● **THE PROBLEM**:
Without including any pictures, copy each entry below exactly.

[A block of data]
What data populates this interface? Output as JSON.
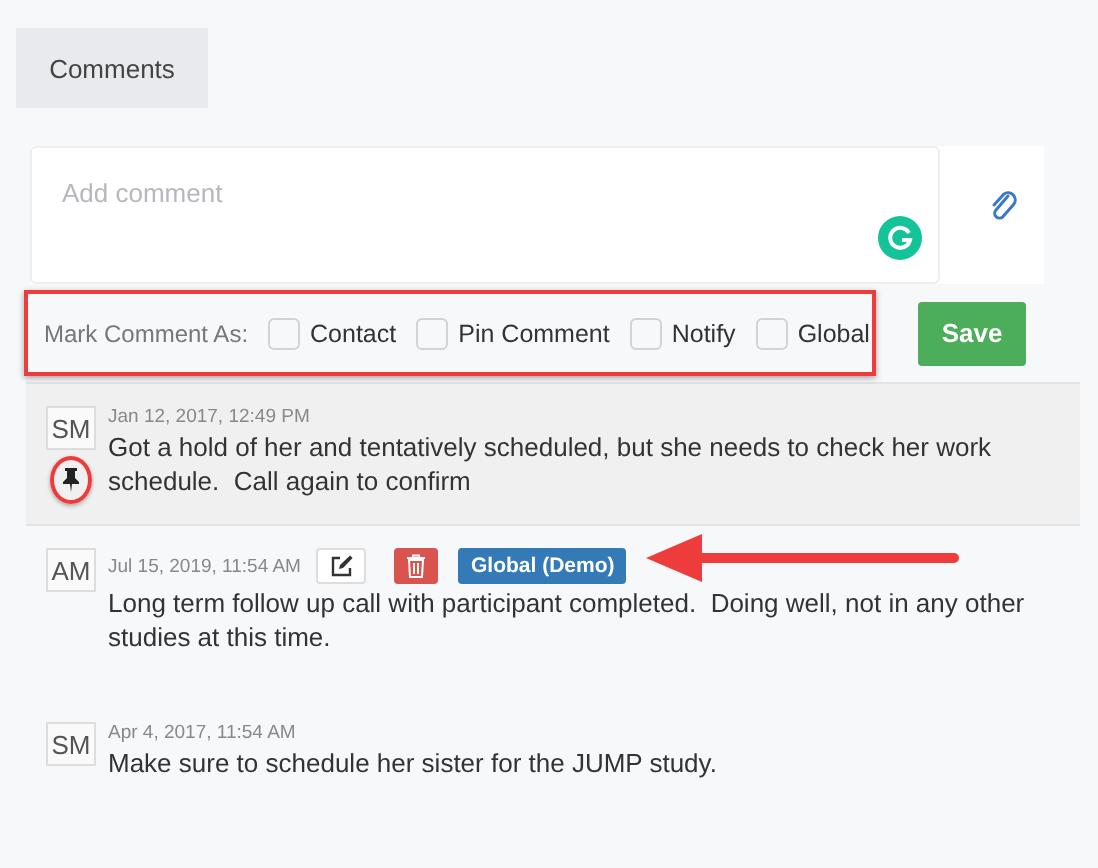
{
  "tab": {
    "label": "Comments",
    "selected": true
  },
  "editor": {
    "placeholder": "Add comment"
  },
  "mark_options": {
    "label": "Mark Comment As:",
    "options": [
      {
        "label": "Contact",
        "checked": false
      },
      {
        "label": "Pin Comment",
        "checked": false
      },
      {
        "label": "Notify",
        "checked": false
      },
      {
        "label": "Global",
        "checked": false
      }
    ]
  },
  "save_button": "Save",
  "comments": [
    {
      "initials": "SM",
      "date": "Jan 12, 2017, 12:49 PM",
      "text": "Got a hold of her and tentatively scheduled, but she needs to check her work schedule.  Call again to confirm",
      "pinned": true,
      "editable": false
    },
    {
      "initials": "AM",
      "date": "Jul 15, 2019, 11:54 AM",
      "text": "Long term follow up call with participant completed.  Doing well, not in any other studies at this time.",
      "pinned": false,
      "editable": true,
      "badge": "Global (Demo)"
    },
    {
      "initials": "SM",
      "date": "Apr 4, 2017, 11:54 AM",
      "text": "Make sure to schedule her sister for the JUMP study.",
      "pinned": false,
      "editable": false
    }
  ]
}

● **TASK RESULT**:
What data populates this interface? Output as JSON.
{
  "tab": {
    "label": "Comments",
    "selected": true
  },
  "editor": {
    "placeholder": "Add comment"
  },
  "mark_options": {
    "label": "Mark Comment As:",
    "options": [
      {
        "label": "Contact",
        "checked": false
      },
      {
        "label": "Pin Comment",
        "checked": false
      },
      {
        "label": "Notify",
        "checked": false
      },
      {
        "label": "Global",
        "checked": false
      }
    ]
  },
  "save_button": "Save",
  "comments": [
    {
      "initials": "SM",
      "date": "Jan 12, 2017, 12:49 PM",
      "text": "Got a hold of her and tentatively scheduled, but she needs to check her work schedule.  Call again to confirm",
      "pinned": true,
      "editable": false
    },
    {
      "initials": "AM",
      "date": "Jul 15, 2019, 11:54 AM",
      "text": "Long term follow up call with participant completed.  Doing well, not in any other studies at this time.",
      "pinned": false,
      "editable": true,
      "badge": "Global (Demo)"
    },
    {
      "initials": "SM",
      "date": "Apr 4, 2017, 11:54 AM",
      "text": "Make sure to schedule her sister for the JUMP study.",
      "pinned": false,
      "editable": false
    }
  ]
}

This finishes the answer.